───── GIVEN DATA ─────

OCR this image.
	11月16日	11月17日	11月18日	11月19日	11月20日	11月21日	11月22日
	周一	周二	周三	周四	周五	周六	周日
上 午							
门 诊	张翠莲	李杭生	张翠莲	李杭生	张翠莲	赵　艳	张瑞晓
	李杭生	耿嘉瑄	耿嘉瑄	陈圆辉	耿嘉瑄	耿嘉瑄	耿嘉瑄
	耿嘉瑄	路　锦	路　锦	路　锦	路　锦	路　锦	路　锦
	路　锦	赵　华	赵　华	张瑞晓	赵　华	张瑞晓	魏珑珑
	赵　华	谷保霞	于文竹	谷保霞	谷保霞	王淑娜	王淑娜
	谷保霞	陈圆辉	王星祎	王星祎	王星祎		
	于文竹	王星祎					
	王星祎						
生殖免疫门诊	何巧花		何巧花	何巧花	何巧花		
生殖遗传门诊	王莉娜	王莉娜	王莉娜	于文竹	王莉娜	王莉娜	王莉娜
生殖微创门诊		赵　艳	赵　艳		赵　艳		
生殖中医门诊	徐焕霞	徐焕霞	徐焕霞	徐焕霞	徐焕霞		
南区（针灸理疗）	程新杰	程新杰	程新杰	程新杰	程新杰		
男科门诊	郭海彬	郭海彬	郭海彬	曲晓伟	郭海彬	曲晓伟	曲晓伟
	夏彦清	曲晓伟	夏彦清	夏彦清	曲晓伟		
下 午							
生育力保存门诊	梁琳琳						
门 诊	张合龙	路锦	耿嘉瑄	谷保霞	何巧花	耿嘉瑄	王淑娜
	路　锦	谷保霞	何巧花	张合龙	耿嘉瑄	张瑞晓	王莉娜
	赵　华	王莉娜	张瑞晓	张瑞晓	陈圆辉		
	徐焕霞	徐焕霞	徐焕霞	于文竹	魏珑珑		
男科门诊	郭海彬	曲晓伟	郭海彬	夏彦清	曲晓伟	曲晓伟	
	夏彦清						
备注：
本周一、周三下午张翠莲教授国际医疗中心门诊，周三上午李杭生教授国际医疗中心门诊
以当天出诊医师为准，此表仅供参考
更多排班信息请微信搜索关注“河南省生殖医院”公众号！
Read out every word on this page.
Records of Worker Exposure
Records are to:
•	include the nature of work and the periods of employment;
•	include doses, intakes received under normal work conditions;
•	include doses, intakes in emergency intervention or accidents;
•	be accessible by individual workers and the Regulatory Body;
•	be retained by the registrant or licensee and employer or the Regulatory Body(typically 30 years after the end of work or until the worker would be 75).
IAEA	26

─────

TASK DIRECTIONS
In the entries above, find each line with the string "this" and copy it.

TASK OUTPUT
OCR this image.
Read out every word on this page.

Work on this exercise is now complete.